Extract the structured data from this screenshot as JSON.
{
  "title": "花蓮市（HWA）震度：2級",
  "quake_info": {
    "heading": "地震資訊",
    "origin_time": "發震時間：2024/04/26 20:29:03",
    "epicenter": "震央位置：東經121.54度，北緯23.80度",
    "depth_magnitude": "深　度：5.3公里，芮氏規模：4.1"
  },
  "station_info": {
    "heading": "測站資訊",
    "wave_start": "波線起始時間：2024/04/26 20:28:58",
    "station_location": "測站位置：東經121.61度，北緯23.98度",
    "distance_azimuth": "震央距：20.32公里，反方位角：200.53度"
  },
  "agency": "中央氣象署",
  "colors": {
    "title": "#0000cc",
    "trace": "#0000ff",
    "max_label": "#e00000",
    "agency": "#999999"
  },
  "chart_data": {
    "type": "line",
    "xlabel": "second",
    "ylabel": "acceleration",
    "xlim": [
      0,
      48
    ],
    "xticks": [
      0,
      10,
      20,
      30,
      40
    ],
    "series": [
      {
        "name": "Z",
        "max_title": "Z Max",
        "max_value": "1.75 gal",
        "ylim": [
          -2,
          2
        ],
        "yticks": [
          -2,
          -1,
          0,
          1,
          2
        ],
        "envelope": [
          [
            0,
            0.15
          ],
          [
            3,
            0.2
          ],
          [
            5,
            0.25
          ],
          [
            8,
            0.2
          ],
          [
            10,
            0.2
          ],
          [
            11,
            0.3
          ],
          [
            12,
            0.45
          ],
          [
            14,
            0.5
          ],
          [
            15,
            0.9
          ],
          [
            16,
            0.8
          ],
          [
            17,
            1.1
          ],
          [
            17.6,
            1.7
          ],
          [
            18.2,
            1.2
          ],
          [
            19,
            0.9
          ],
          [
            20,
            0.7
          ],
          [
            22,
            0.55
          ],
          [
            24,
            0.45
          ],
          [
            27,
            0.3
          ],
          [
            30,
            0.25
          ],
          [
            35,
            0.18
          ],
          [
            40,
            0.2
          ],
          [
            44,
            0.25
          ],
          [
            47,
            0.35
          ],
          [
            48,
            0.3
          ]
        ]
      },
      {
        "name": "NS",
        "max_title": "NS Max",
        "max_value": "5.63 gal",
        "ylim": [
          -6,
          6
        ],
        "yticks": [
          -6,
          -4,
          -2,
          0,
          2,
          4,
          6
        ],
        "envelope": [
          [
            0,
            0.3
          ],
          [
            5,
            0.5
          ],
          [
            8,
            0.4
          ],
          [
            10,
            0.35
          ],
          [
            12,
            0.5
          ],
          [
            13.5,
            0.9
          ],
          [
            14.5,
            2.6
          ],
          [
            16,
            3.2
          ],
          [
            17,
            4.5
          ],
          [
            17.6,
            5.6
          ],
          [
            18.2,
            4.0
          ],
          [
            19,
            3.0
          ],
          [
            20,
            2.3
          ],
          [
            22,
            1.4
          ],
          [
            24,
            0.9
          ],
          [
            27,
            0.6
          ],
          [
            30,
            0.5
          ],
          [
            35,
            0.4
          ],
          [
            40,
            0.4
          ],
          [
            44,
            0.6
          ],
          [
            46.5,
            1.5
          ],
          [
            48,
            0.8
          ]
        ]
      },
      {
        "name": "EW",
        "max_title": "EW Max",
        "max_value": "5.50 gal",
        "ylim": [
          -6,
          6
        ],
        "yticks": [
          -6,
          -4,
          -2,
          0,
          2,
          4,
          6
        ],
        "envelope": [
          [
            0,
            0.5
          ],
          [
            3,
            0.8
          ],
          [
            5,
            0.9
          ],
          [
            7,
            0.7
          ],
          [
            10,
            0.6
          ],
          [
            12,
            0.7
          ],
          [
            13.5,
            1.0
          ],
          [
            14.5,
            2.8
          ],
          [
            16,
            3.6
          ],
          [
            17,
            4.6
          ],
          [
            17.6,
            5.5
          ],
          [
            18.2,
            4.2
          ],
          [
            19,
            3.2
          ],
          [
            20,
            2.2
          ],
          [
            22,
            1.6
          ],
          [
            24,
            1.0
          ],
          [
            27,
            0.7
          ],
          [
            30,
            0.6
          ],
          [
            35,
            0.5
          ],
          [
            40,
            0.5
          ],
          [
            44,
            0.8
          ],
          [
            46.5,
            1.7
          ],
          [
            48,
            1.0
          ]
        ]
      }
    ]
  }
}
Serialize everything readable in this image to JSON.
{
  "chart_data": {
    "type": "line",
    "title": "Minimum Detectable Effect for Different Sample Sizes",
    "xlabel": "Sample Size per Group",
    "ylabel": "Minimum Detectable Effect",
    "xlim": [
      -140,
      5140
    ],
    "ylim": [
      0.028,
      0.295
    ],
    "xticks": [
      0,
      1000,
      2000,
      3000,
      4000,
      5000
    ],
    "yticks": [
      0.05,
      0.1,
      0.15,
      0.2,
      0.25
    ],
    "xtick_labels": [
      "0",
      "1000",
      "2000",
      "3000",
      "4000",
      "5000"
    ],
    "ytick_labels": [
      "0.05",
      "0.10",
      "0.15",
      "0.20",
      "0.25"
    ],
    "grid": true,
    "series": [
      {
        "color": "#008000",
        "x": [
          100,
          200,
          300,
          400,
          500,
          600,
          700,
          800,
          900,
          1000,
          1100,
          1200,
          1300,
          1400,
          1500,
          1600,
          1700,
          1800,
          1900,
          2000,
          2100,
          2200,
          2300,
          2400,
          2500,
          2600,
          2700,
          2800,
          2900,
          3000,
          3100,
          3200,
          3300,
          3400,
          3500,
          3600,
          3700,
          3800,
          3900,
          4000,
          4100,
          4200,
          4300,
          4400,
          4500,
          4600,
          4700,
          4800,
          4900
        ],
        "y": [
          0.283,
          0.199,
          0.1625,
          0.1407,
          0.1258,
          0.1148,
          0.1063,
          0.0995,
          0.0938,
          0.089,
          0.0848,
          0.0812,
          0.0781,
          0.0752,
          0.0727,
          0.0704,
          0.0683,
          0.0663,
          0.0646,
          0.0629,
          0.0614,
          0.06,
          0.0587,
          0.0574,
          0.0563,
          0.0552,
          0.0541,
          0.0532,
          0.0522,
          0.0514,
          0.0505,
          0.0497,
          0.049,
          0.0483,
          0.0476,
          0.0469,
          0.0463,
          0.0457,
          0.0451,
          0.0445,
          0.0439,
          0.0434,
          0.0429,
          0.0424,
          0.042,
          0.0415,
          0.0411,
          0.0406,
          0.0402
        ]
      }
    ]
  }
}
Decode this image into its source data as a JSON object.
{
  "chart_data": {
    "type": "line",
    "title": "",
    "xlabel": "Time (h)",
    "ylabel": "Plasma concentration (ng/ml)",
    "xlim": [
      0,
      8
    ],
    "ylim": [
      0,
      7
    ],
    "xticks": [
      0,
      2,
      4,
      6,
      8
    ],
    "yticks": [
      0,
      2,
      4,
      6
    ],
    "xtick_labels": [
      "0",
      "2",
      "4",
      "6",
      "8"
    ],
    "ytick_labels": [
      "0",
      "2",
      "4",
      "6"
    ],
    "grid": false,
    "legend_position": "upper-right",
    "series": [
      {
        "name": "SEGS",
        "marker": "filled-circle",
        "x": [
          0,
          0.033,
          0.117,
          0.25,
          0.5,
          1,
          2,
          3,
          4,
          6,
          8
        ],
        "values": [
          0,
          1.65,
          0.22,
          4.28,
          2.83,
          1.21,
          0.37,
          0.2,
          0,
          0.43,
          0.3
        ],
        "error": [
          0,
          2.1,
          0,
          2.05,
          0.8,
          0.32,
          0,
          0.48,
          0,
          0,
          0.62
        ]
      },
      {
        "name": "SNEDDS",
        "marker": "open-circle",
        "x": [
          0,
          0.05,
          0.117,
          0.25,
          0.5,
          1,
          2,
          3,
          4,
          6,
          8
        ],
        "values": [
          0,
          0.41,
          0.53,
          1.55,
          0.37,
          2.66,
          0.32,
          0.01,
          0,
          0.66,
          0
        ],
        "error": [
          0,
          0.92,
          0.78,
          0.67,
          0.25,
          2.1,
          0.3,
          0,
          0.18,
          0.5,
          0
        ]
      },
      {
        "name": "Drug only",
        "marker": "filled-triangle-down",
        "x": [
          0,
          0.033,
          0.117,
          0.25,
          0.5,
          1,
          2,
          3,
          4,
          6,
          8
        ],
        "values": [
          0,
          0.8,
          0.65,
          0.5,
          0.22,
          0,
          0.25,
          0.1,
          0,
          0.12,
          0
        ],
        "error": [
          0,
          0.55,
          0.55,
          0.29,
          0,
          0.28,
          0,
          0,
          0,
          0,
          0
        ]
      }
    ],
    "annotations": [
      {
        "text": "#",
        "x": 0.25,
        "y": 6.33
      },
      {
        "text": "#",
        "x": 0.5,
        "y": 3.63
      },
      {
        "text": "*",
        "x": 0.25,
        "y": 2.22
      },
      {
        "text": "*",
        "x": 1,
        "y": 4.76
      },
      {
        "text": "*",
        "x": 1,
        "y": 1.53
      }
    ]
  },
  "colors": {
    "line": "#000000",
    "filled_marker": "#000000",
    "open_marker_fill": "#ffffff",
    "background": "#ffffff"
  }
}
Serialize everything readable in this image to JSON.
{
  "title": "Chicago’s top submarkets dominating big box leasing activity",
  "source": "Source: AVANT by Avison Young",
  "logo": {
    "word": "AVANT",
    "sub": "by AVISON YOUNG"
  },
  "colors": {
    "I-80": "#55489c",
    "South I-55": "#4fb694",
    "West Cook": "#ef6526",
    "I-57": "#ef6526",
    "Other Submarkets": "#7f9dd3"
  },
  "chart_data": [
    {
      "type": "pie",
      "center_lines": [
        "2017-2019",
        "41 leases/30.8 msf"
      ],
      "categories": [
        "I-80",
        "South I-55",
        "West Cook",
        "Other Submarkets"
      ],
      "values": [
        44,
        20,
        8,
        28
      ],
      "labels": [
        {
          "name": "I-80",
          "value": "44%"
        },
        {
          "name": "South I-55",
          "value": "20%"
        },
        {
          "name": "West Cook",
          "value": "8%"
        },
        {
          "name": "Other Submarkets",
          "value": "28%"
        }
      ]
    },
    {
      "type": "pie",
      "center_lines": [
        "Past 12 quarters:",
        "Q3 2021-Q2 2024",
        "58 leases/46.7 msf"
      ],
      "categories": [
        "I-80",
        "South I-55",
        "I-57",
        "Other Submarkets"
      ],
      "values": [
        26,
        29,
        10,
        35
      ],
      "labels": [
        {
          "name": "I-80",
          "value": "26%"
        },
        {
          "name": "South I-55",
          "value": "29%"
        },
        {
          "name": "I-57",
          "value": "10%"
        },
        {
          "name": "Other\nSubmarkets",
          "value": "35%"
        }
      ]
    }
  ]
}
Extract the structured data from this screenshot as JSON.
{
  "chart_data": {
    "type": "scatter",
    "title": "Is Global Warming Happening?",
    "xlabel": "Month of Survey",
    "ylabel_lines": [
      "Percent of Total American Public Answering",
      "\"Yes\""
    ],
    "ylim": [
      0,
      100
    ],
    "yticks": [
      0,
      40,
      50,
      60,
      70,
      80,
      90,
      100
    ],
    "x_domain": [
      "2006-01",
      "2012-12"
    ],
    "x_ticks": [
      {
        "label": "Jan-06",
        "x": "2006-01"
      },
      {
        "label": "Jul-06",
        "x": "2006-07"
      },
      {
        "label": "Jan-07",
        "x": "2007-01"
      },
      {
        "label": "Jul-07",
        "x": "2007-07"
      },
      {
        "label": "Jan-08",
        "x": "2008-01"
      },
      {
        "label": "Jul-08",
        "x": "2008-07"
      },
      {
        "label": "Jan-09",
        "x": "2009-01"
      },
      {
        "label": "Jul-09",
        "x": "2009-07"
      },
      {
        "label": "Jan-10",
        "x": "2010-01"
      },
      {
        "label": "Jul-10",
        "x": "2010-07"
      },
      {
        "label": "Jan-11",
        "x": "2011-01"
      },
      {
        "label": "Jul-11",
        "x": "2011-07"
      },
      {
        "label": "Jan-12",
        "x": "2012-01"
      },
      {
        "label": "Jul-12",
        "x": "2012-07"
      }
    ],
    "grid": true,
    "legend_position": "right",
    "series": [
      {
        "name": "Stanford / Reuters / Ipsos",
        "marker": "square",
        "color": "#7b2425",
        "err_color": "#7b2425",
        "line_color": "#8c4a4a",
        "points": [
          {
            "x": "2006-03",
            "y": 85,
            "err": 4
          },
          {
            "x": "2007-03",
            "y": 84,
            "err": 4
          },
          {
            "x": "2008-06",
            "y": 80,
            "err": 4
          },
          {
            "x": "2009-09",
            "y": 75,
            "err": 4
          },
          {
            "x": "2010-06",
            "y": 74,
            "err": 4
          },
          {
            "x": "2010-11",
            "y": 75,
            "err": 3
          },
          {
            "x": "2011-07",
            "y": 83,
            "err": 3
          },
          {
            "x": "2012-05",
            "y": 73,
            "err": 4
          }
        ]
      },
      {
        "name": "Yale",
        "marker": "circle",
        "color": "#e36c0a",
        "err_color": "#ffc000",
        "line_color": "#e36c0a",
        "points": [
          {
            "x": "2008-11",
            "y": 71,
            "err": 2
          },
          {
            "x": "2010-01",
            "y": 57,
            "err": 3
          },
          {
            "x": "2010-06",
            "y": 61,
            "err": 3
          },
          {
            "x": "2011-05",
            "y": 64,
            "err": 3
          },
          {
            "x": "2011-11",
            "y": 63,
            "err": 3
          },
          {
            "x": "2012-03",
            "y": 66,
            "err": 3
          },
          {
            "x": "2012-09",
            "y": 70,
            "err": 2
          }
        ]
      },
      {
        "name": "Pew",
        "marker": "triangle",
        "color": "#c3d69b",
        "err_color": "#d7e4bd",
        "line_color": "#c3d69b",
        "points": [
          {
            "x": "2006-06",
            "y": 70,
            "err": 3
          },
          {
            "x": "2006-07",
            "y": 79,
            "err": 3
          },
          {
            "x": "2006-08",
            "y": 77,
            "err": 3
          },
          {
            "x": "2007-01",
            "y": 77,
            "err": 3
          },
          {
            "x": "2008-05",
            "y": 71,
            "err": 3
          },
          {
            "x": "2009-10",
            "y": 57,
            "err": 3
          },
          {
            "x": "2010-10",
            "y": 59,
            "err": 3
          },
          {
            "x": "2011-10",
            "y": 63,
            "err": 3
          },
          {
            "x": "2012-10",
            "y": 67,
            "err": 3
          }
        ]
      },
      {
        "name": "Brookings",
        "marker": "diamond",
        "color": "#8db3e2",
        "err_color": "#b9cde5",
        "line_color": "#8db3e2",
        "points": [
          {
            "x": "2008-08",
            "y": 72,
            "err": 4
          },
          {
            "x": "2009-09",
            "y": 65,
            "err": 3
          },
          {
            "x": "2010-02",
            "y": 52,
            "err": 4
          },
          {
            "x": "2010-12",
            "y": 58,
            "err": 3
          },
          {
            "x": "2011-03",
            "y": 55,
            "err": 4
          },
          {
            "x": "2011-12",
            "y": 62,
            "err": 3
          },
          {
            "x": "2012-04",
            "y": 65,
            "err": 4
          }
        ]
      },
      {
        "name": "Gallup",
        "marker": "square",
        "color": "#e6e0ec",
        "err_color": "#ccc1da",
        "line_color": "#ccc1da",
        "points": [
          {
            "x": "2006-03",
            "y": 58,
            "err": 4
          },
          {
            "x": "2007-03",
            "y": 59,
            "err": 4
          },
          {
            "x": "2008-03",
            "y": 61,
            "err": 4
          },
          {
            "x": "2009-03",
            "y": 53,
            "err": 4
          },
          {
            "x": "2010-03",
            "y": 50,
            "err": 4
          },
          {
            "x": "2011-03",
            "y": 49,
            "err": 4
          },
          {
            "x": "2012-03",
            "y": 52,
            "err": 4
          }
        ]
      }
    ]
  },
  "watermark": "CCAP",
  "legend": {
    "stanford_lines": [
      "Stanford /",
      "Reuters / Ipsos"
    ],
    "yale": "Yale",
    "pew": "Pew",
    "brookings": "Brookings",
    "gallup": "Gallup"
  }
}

EXERCISE DETAILS: Within the data above, count the lines that contain the string "source"; the reply is the number alone.

WRITTEN RESPONSE: 2